**What you will do**:
Return the full listing exactly as it is written.

[Extracts from a graphics dataset]
###
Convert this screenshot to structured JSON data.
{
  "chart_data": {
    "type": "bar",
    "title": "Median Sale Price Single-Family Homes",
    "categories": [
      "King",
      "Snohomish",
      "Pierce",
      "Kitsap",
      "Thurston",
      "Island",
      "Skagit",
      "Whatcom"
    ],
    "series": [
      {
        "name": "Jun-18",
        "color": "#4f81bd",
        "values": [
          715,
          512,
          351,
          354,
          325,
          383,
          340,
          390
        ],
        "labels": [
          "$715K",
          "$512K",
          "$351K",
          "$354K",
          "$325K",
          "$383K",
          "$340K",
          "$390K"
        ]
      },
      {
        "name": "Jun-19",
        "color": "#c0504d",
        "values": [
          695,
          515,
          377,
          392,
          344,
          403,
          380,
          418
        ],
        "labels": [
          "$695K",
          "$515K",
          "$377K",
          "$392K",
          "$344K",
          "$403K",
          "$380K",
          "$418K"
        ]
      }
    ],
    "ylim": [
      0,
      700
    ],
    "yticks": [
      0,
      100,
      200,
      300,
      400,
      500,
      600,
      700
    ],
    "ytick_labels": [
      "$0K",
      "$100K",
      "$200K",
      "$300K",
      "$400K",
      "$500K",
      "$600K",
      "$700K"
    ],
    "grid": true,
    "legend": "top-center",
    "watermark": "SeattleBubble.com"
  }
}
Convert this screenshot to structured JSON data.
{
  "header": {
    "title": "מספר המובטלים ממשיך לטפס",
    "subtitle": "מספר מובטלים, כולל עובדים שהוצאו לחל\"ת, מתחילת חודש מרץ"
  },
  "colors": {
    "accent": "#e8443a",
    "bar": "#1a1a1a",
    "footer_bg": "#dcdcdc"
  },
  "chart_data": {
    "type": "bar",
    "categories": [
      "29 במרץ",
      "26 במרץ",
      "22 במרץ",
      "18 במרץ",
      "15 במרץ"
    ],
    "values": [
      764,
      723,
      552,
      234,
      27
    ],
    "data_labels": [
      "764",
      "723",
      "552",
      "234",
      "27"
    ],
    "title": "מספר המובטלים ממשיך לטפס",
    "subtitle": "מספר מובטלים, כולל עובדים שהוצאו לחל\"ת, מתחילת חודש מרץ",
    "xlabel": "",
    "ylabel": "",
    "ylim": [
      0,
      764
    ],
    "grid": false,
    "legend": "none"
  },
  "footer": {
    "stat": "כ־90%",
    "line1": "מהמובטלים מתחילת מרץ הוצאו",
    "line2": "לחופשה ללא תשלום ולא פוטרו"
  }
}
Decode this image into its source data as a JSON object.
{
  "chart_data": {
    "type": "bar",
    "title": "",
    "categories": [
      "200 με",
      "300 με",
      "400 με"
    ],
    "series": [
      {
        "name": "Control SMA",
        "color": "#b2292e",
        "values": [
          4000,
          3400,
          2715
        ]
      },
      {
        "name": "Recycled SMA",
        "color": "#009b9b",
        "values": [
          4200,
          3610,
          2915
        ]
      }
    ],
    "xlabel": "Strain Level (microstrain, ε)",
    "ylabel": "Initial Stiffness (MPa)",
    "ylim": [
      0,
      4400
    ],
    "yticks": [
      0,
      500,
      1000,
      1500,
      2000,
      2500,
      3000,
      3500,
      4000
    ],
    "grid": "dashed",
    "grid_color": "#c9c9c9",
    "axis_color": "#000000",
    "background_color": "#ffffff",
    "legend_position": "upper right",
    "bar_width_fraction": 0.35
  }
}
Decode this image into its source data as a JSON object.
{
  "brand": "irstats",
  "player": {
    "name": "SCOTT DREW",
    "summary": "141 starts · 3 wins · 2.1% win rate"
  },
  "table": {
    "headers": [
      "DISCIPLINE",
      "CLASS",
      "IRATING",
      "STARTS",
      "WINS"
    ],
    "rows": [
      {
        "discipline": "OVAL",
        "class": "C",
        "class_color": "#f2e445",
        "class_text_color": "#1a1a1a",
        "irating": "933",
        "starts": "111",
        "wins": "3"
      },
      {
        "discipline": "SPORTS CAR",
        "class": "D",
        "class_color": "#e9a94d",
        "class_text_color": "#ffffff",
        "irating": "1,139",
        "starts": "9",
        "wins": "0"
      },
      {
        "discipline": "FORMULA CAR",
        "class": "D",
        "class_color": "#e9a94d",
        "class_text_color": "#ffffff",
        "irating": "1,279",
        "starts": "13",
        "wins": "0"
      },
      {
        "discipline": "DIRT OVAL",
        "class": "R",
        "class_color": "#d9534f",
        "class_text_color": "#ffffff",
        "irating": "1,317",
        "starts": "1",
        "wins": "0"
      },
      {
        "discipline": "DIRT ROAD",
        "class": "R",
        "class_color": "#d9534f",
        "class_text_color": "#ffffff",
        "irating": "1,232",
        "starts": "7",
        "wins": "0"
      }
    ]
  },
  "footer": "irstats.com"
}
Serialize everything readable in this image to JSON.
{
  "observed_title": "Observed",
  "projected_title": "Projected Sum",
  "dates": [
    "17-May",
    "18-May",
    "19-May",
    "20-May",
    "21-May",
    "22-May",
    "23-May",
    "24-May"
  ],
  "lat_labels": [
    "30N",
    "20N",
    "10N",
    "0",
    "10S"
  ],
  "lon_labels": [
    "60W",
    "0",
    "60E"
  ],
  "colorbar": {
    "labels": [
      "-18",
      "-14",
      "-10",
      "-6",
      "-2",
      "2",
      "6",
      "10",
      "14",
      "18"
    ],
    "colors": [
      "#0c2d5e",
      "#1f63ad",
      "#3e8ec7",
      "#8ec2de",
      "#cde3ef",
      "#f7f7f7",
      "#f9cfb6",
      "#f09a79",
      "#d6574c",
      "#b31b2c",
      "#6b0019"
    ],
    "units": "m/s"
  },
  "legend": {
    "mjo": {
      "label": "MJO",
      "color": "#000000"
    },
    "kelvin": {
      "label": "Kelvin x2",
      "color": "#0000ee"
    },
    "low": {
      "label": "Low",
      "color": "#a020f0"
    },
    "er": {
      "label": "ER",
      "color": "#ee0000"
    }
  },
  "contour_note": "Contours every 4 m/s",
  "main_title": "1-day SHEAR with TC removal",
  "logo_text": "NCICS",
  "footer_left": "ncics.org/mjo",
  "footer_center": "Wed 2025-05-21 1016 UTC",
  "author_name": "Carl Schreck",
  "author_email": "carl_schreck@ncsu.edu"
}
###
**Output for this task**:
Convert this screenshot to structured JSON data.
{
  "chart_data": {
    "type": "bar",
    "title": "Median Sale Price Single-Family Homes",
    "categories": [
      "King",
      "Snohomish",
      "Pierce",
      "Kitsap",
      "Thurston",
      "Island",
      "Skagit",
      "Whatcom"
    ],
    "series": [
      {
        "name": "Jun-18",
        "color": "#4f81bd",
        "values": [
          715,
          512,
          351,
          354,
          325,
          383,
          340,
          390
        ],
        "labels": [
          "$715K",
          "$512K",
          "$351K",
          "$354K",
          "$325K",
          "$383K",
          "$340K",
          "$390K"
        ]
      },
      {
        "name": "Jun-19",
        "color": "#c0504d",
        "values": [
          695,
          515,
          377,
          392,
          344,
          403,
          380,
          418
        ],
        "labels": [
          "$695K",
          "$515K",
          "$377K",
          "$392K",
          "$344K",
          "$403K",
          "$380K",
          "$418K"
        ]
      }
    ],
    "ylim": [
      0,
      700
    ],
    "yticks": [
      0,
      100,
      200,
      300,
      400,
      500,
      600,
      700
    ],
    "ytick_labels": [
      "$0K",
      "$100K",
      "$200K",
      "$300K",
      "$400K",
      "$500K",
      "$600K",
      "$700K"
    ],
    "grid": true,
    "legend": "top-center",
    "watermark": "SeattleBubble.com"
  }
}
Convert this screenshot to structured JSON data.
{
  "header": {
    "title": "מספר המובטלים ממשיך לטפס",
    "subtitle": "מספר מובטלים, כולל עובדים שהוצאו לחל\"ת, מתחילת חודש מרץ"
  },
  "colors": {
    "accent": "#e8443a",
    "bar": "#1a1a1a",
    "footer_bg": "#dcdcdc"
  },
  "chart_data": {
    "type": "bar",
    "categories": [
      "29 במרץ",
      "26 במרץ",
      "22 במרץ",
      "18 במרץ",
      "15 במרץ"
    ],
    "values": [
      764,
      723,
      552,
      234,
      27
    ],
    "data_labels": [
      "764",
      "723",
      "552",
      "234",
      "27"
    ],
    "title": "מספר המובטלים ממשיך לטפס",
    "subtitle": "מספר מובטלים, כולל עובדים שהוצאו לחל\"ת, מתחילת חודש מרץ",
    "xlabel": "",
    "ylabel": "",
    "ylim": [
      0,
      764
    ],
    "grid": false,
    "legend": "none"
  },
  "footer": {
    "stat": "כ־90%",
    "line1": "מהמובטלים מתחילת מרץ הוצאו",
    "line2": "לחופשה ללא תשלום ולא פוטרו"
  }
}
Decode this image into its source data as a JSON object.
{
  "chart_data": {
    "type": "bar",
    "title": "",
    "categories": [
      "200 με",
      "300 με",
      "400 με"
    ],
    "series": [
      {
        "name": "Control SMA",
        "color": "#b2292e",
        "values": [
          4000,
          3400,
          2715
        ]
      },
      {
        "name": "Recycled SMA",
        "color": "#009b9b",
        "values": [
          4200,
          3610,
          2915
        ]
      }
    ],
    "xlabel": "Strain Level (microstrain, ε)",
    "ylabel": "Initial Stiffness (MPa)",
    "ylim": [
      0,
      4400
    ],
    "yticks": [
      0,
      500,
      1000,
      1500,
      2000,
      2500,
      3000,
      3500,
      4000
    ],
    "grid": "dashed",
    "grid_color": "#c9c9c9",
    "axis_color": "#000000",
    "background_color": "#ffffff",
    "legend_position": "upper right",
    "bar_width_fraction": 0.35
  }
}
Decode this image into its source data as a JSON object.
{
  "brand": "irstats",
  "player": {
    "name": "SCOTT DREW",
    "summary": "141 starts · 3 wins · 2.1% win rate"
  },
  "table": {
    "headers": [
      "DISCIPLINE",
      "CLASS",
      "IRATING",
      "STARTS",
      "WINS"
    ],
    "rows": [
      {
        "discipline": "OVAL",
        "class": "C",
        "class_color": "#f2e445",
        "class_text_color": "#1a1a1a",
        "irating": "933",
        "starts": "111",
        "wins": "3"
      },
      {
        "discipline": "SPORTS CAR",
        "class": "D",
        "class_color": "#e9a94d",
        "class_text_color": "#ffffff",
        "irating": "1,139",
        "starts": "9",
        "wins": "0"
      },
      {
        "discipline": "FORMULA CAR",
        "class": "D",
        "class_color": "#e9a94d",
        "class_text_color": "#ffffff",
        "irating": "1,279",
        "starts": "13",
        "wins": "0"
      },
      {
        "discipline": "DIRT OVAL",
        "class": "R",
        "class_color": "#d9534f",
        "class_text_color": "#ffffff",
        "irating": "1,317",
        "starts": "1",
        "wins": "0"
      },
      {
        "discipline": "DIRT ROAD",
        "class": "R",
        "class_color": "#d9534f",
        "class_text_color": "#ffffff",
        "irating": "1,232",
        "starts": "7",
        "wins": "0"
      }
    ]
  },
  "footer": "irstats.com"
}
Serialize everything readable in this image to JSON.
{
  "observed_title": "Observed",
  "projected_title": "Projected Sum",
  "dates": [
    "17-May",
    "18-May",
    "19-May",
    "20-May",
    "21-May",
    "22-May",
    "23-May",
    "24-May"
  ],
  "lat_labels": [
    "30N",
    "20N",
    "10N",
    "0",
    "10S"
  ],
  "lon_labels": [
    "60W",
    "0",
    "60E"
  ],
  "colorbar": {
    "labels": [
      "-18",
      "-14",
      "-10",
      "-6",
      "-2",
      "2",
      "6",
      "10",
      "14",
      "18"
    ],
    "colors": [
      "#0c2d5e",
      "#1f63ad",
      "#3e8ec7",
      "#8ec2de",
      "#cde3ef",
      "#f7f7f7",
      "#f9cfb6",
      "#f09a79",
      "#d6574c",
      "#b31b2c",
      "#6b0019"
    ],
    "units": "m/s"
  },
  "legend": {
    "mjo": {
      "label": "MJO",
      "color": "#000000"
    },
    "kelvin": {
      "label": "Kelvin x2",
      "color": "#0000ee"
    },
    "low": {
      "label": "Low",
      "color": "#a020f0"
    },
    "er": {
      "label": "ER",
      "color": "#ee0000"
    }
  },
  "contour_note": "Contours every 4 m/s",
  "main_title": "1-day SHEAR with TC removal",
  "logo_text": "NCICS",
  "footer_left": "ncics.org/mjo",
  "footer_center": "Wed 2025-05-21 1016 UTC",
  "author_name": "Carl Schreck",
  "author_email": "carl_schreck@ncsu.edu"
}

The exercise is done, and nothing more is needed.